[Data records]

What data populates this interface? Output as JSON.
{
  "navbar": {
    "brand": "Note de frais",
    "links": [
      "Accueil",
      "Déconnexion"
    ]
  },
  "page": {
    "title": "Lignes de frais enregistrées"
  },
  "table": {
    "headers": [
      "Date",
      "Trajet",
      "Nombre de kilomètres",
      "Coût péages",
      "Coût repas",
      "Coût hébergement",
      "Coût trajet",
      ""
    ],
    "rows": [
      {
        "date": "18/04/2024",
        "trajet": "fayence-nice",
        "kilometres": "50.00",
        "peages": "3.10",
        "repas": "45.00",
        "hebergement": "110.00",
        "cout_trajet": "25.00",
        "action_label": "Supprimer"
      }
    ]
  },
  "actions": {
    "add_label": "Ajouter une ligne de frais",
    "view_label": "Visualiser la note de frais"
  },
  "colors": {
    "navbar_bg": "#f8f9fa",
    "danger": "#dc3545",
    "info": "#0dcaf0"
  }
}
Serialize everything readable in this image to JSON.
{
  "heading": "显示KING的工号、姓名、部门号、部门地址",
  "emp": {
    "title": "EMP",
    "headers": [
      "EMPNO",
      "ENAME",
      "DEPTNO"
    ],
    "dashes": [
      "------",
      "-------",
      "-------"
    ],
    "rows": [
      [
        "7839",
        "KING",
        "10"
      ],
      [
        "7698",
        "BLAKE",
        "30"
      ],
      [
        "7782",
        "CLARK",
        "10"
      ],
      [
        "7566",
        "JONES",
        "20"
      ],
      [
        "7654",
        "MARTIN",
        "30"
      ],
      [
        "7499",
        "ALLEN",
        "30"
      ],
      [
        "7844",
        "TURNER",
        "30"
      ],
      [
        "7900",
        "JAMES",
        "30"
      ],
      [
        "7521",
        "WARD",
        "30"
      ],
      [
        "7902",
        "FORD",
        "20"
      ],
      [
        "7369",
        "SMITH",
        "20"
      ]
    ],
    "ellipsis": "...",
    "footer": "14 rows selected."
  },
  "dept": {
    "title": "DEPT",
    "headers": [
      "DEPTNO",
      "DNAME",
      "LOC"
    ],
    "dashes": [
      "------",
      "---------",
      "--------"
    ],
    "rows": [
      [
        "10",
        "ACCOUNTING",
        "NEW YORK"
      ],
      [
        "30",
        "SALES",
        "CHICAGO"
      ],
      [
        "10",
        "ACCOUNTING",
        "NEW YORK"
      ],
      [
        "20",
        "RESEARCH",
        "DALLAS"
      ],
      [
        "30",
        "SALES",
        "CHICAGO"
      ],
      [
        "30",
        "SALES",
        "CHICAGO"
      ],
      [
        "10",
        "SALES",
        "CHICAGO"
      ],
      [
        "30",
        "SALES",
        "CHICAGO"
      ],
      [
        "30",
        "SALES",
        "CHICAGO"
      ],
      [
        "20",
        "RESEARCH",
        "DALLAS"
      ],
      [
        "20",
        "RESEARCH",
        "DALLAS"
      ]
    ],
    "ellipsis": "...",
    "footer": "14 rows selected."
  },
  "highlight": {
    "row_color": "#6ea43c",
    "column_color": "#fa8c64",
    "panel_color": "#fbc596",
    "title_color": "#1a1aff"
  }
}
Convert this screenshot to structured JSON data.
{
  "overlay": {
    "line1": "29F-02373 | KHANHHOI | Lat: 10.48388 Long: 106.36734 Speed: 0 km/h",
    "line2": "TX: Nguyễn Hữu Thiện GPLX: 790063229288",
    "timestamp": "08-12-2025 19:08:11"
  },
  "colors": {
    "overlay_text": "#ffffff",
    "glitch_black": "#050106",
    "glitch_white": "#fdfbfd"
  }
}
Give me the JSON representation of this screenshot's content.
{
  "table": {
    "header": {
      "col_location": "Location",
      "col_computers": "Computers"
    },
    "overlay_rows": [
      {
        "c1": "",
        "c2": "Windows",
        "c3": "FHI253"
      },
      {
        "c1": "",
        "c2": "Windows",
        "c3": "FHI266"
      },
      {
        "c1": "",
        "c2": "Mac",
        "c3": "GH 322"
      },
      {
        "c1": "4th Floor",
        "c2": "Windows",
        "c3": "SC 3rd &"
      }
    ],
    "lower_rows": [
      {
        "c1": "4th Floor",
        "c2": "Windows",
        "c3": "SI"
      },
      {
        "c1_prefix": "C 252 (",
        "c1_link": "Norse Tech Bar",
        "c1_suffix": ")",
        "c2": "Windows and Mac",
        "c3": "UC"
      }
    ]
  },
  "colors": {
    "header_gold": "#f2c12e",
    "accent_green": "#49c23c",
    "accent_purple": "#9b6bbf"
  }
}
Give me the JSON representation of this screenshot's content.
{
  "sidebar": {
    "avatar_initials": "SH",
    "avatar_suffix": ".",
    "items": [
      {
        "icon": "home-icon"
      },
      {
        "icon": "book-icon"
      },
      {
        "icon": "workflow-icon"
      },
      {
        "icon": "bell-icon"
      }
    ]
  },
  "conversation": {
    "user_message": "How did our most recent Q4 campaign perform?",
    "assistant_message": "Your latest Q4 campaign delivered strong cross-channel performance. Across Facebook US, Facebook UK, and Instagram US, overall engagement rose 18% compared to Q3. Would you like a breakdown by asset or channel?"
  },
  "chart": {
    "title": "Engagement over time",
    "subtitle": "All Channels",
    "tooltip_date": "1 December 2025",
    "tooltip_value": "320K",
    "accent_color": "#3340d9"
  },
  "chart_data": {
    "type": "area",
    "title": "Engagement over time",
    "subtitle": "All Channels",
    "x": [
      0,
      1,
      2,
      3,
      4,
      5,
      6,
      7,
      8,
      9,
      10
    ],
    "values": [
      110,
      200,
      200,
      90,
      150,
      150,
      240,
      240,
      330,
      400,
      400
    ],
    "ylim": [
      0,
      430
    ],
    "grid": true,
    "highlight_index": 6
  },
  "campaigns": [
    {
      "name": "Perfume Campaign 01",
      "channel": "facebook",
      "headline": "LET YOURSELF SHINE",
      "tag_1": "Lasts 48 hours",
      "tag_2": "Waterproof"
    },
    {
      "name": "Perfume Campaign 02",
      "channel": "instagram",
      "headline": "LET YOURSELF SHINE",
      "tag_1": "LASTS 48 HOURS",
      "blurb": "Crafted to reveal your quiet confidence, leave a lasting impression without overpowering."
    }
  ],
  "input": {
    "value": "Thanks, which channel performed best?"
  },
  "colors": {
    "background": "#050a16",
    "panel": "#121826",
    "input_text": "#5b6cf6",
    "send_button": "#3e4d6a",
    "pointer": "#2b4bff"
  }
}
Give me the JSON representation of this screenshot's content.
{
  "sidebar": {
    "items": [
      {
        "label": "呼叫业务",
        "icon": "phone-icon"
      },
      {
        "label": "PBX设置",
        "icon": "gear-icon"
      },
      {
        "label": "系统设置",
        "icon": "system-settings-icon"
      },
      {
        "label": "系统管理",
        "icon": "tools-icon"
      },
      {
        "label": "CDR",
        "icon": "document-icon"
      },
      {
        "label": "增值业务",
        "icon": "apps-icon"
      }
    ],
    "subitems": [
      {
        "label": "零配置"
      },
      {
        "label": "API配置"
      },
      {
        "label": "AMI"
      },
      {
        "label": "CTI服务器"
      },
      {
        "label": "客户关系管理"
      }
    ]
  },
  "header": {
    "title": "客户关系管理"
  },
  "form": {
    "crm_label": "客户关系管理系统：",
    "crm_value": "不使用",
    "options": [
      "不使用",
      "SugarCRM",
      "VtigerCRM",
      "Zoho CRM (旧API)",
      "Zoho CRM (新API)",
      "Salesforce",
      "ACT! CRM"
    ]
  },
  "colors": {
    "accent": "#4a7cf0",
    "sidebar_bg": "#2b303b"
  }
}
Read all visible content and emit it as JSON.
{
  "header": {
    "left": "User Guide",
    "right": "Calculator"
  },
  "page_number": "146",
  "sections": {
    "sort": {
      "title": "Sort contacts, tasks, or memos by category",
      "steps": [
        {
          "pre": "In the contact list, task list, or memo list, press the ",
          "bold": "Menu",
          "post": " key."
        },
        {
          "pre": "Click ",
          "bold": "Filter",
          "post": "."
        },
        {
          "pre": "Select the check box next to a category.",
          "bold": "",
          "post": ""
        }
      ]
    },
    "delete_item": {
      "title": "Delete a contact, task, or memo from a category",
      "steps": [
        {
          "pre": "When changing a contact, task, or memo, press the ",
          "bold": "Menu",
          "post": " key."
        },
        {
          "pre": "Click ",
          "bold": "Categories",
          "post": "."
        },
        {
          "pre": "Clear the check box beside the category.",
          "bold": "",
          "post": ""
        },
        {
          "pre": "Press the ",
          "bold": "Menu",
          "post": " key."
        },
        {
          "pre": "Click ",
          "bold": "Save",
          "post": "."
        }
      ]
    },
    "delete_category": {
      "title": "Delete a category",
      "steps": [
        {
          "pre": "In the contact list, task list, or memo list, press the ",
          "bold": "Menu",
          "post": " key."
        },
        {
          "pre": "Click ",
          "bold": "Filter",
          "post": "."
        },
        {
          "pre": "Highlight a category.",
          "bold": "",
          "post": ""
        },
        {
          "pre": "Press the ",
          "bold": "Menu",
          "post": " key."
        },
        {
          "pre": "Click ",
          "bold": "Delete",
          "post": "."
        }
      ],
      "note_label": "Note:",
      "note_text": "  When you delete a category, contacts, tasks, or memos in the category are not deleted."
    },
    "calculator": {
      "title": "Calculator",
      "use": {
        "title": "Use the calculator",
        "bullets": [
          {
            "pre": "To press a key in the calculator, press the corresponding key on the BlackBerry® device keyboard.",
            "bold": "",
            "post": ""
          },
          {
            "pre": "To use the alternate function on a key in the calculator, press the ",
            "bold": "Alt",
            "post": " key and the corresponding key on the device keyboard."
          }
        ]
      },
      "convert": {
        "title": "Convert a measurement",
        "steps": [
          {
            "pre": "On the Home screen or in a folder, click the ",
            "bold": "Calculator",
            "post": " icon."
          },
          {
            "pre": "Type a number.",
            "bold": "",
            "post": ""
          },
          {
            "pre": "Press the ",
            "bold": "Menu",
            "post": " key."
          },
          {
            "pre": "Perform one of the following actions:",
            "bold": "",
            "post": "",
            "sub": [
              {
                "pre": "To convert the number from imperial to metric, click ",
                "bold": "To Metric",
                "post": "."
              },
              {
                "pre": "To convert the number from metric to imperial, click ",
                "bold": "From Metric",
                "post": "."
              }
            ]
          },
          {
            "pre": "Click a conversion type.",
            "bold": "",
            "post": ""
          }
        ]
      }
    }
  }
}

> **PROBLEM TO SOLVE**
In the entries above, find each line with the string "icon" and copy it.

> **EXPECTED ANSWER**
        "icon": "home-icon"
        "icon": "book-icon"
        "icon": "workflow-icon"
        "icon": "bell-icon"
        "icon": "phone-icon"
        "icon": "gear-icon"
        "icon": "system-settings-icon"
        "icon": "tools-icon"
        "icon": "document-icon"
        "icon": "apps-icon"
            "post": " icon."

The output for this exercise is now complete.